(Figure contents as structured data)
● ● ● ● ●
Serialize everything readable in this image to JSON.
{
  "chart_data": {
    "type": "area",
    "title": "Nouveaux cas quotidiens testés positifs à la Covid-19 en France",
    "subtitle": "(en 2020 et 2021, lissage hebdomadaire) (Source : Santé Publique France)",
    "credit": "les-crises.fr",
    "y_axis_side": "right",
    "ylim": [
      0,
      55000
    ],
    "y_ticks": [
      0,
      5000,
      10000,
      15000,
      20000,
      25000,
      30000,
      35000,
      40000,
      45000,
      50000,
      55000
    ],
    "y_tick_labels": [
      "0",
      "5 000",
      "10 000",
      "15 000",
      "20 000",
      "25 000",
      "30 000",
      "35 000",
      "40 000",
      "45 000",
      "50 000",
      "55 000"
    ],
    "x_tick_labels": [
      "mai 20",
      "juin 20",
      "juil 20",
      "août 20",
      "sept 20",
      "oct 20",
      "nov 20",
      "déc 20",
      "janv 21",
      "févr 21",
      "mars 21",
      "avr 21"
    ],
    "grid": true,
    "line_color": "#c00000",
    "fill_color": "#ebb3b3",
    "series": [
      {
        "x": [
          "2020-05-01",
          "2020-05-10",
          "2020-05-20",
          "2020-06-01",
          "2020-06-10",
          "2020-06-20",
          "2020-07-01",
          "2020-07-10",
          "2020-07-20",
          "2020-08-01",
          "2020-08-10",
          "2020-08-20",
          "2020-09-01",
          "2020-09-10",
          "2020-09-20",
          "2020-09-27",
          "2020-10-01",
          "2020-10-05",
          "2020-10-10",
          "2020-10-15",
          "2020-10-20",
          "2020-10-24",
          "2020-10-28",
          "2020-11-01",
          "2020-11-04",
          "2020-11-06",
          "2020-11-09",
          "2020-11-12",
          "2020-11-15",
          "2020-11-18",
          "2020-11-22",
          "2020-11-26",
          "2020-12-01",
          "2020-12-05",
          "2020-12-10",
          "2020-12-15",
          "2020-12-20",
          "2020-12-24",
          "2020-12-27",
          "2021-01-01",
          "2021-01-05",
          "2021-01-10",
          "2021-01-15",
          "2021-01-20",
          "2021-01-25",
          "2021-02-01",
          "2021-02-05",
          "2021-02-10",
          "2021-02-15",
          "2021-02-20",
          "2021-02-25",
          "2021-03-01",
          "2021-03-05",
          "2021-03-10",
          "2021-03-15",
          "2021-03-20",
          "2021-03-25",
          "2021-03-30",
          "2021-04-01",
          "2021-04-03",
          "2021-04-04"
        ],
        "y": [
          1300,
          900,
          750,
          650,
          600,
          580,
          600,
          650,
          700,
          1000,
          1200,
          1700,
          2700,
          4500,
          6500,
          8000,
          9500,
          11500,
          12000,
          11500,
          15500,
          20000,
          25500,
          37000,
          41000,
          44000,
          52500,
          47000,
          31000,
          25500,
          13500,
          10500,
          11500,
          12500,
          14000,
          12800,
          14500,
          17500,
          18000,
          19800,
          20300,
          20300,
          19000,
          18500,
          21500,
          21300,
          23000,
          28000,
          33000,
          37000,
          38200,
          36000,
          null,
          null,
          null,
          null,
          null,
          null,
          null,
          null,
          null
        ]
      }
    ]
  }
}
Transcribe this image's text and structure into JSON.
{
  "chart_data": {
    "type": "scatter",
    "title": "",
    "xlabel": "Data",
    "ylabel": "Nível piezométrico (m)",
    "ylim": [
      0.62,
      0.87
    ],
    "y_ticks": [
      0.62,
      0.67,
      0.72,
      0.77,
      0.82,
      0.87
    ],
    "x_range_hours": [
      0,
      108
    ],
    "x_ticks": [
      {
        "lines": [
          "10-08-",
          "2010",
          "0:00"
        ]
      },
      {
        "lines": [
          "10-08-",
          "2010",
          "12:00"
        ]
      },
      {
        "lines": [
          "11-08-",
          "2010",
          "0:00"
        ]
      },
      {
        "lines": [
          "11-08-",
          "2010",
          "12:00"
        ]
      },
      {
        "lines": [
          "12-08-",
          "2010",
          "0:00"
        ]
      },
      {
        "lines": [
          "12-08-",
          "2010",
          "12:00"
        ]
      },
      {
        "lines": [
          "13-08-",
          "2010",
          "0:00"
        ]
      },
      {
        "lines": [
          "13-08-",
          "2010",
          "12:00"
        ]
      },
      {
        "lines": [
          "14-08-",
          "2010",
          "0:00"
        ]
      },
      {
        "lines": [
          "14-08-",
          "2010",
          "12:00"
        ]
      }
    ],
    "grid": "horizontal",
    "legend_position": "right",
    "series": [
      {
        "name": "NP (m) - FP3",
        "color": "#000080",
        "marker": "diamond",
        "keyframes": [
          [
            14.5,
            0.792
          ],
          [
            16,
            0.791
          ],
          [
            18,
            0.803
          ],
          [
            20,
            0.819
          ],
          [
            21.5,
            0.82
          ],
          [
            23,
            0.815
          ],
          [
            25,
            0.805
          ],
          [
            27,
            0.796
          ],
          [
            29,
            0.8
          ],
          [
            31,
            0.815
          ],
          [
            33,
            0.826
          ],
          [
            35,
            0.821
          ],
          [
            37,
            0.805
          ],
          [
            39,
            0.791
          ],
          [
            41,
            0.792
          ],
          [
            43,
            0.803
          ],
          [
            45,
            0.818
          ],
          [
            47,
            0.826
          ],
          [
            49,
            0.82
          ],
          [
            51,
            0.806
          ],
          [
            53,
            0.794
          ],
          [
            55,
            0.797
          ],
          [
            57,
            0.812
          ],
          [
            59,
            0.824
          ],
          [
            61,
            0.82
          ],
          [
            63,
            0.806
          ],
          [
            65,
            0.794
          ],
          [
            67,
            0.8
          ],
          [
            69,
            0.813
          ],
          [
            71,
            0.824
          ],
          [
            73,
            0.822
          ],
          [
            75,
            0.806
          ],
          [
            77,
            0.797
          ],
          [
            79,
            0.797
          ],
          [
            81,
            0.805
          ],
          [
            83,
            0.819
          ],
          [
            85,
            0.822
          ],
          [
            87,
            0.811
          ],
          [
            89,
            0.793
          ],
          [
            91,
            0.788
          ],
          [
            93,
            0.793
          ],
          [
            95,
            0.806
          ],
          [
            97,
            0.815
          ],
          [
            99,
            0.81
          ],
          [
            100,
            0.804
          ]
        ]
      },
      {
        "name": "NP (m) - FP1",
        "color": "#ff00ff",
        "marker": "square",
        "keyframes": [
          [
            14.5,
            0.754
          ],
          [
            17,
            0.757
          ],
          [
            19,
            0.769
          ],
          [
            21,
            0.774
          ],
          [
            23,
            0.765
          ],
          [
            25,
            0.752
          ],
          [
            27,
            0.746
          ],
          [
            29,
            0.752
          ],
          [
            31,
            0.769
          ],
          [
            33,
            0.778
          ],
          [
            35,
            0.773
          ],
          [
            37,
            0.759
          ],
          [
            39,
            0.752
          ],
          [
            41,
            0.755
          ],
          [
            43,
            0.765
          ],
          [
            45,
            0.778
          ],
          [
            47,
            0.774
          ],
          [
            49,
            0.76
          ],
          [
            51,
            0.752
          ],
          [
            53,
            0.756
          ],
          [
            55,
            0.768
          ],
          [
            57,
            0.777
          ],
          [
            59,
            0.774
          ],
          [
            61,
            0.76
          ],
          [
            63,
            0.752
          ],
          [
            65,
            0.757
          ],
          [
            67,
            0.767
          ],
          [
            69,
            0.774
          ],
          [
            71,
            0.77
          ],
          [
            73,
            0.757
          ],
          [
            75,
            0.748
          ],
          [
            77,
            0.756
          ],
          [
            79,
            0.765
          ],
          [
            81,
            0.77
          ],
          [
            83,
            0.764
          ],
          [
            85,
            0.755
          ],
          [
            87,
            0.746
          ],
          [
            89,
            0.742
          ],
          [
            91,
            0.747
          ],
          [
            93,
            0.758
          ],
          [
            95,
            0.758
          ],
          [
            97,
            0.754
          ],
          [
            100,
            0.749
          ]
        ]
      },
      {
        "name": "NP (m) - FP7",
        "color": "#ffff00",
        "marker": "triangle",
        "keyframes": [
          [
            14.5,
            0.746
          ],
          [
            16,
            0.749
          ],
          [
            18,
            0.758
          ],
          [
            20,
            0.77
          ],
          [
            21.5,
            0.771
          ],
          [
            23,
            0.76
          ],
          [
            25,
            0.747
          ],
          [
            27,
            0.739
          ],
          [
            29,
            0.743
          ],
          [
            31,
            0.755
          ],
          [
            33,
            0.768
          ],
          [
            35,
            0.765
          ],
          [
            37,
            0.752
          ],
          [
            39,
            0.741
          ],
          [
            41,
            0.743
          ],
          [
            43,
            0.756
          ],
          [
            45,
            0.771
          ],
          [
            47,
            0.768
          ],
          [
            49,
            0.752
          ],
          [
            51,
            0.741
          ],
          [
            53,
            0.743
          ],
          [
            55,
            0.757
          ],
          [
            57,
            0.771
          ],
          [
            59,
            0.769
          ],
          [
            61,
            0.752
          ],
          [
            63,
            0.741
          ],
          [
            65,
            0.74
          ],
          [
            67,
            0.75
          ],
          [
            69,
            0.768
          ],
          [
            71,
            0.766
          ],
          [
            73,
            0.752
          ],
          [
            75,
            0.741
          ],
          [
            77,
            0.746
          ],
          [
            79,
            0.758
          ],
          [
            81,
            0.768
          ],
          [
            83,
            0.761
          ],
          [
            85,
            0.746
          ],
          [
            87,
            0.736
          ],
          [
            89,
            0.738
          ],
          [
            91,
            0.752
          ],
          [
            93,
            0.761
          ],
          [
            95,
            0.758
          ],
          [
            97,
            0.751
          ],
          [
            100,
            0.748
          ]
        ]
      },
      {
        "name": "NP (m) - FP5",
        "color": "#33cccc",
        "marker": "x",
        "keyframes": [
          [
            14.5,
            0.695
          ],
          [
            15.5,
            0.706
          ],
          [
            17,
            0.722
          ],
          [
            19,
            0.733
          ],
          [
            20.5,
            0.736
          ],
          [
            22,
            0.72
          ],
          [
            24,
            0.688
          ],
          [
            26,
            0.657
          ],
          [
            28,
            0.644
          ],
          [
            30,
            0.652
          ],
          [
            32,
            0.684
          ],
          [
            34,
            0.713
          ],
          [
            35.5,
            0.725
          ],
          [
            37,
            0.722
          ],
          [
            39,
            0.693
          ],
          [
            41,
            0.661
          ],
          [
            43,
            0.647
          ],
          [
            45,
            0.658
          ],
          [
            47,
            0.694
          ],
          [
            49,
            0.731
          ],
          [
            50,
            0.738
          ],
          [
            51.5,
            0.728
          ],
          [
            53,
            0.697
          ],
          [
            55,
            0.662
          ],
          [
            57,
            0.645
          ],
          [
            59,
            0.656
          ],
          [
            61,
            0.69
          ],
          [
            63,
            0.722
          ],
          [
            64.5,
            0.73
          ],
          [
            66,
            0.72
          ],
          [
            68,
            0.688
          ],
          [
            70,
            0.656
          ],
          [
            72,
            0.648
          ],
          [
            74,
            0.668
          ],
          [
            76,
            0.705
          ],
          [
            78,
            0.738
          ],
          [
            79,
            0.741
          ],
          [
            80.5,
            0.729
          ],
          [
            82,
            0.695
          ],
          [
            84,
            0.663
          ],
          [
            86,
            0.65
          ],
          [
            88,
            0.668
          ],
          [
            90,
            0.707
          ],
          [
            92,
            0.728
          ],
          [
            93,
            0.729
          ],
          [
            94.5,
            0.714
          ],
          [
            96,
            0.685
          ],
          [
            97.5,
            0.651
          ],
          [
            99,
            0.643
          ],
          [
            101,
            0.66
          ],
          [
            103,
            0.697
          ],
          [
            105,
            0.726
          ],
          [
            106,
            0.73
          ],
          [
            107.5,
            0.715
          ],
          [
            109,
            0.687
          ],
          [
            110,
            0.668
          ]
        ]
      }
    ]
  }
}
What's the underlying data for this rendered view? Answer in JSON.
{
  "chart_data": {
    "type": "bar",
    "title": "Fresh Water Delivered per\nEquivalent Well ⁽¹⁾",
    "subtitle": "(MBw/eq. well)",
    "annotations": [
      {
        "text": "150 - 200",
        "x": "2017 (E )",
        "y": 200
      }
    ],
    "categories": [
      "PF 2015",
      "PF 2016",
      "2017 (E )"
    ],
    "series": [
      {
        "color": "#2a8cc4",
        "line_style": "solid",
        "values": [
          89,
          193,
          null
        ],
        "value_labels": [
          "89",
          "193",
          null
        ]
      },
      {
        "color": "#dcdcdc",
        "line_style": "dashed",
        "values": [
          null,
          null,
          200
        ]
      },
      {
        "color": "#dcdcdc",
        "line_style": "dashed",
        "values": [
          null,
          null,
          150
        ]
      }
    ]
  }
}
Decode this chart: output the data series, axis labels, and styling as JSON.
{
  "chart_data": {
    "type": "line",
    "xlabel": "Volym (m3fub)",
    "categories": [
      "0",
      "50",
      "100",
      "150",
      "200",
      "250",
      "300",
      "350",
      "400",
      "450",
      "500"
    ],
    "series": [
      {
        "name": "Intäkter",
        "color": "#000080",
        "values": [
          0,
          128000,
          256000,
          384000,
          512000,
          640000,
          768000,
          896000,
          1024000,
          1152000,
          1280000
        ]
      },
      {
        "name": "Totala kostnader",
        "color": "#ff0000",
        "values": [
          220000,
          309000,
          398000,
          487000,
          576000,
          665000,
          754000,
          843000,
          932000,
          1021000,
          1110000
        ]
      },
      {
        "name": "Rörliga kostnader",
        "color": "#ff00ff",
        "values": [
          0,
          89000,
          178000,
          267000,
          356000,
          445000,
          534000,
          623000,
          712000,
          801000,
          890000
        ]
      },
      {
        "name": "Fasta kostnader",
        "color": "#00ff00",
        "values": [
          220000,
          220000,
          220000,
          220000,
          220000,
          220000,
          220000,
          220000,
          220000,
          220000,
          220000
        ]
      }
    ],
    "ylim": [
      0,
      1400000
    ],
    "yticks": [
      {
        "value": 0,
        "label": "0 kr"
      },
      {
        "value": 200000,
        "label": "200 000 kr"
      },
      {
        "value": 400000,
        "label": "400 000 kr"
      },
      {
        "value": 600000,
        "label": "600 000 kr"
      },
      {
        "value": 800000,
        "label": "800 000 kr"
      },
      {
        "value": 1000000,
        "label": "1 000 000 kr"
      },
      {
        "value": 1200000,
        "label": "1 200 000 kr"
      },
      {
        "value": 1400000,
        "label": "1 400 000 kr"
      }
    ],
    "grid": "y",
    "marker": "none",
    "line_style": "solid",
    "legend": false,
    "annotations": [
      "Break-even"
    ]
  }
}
● ● ● ● ●
— Problem requirements —
In the entries above, identify every line with the word "text". Copy those lines.

— Result of the exercise —
Transcribe this image's text and structure into JSON.
        "text": "150 - 200",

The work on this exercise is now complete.